■ Task description
Reproduce every line in the listing that contains the word "elapsed".

*****

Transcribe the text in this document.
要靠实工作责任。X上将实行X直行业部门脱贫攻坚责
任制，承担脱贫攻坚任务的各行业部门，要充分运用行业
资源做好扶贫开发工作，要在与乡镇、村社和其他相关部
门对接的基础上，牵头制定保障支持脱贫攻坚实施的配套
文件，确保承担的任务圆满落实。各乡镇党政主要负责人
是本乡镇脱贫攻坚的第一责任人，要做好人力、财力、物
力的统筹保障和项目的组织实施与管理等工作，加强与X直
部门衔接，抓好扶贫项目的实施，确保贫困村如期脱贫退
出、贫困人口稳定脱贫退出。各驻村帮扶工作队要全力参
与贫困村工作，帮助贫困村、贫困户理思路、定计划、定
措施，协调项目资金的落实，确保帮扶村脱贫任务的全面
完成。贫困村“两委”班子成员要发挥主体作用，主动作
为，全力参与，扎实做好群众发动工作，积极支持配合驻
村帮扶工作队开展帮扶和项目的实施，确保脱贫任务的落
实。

*****

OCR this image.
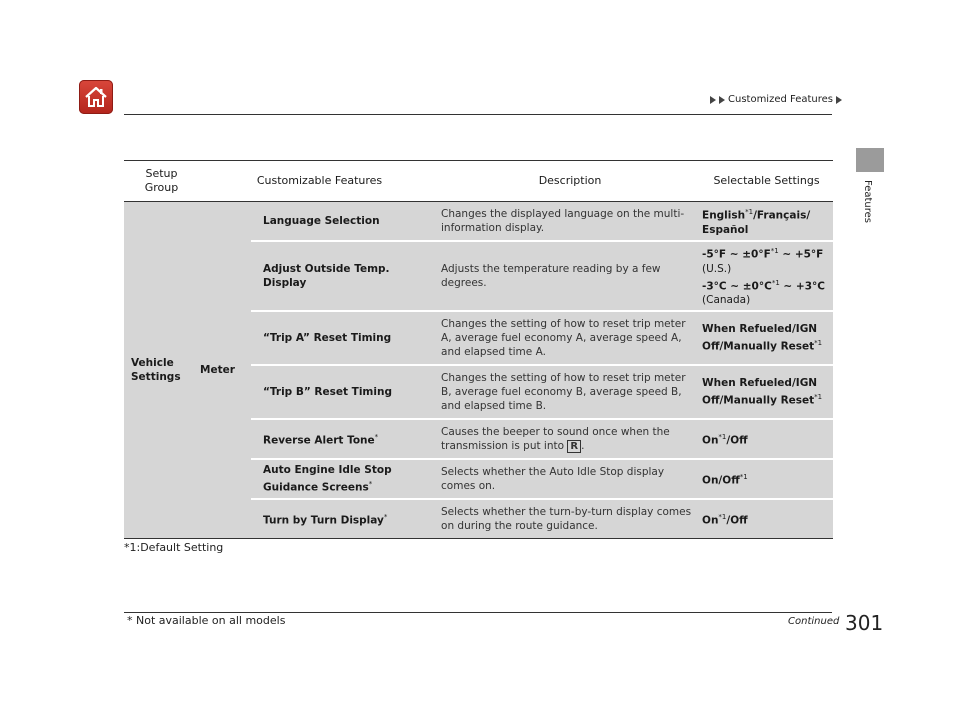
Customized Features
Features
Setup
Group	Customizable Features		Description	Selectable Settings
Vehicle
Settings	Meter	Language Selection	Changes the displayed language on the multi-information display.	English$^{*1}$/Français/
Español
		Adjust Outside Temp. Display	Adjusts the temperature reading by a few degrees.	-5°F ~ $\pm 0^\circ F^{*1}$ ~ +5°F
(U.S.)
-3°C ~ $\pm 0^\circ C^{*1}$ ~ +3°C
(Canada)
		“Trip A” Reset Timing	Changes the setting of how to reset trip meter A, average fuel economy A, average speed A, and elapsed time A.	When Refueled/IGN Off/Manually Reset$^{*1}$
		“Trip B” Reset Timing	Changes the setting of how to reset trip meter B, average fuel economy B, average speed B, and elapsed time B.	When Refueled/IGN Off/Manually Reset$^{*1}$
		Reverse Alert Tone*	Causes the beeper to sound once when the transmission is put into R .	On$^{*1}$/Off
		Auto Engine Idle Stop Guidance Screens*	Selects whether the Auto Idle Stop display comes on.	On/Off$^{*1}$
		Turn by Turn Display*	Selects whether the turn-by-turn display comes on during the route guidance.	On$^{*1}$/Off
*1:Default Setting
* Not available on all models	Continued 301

*****

■ Completed exercise
		“Trip A” Reset Timing	Changes the setting of how to reset trip meter A, average fuel economy A, average speed A, and elapsed time A.	When Refueled/IGN Off/Manually Reset$^{*1}$
		“Trip B” Reset Timing	Changes the setting of how to reset trip meter B, average fuel economy B, average speed B, and elapsed time B.	When Refueled/IGN Off/Manually Reset$^{*1}$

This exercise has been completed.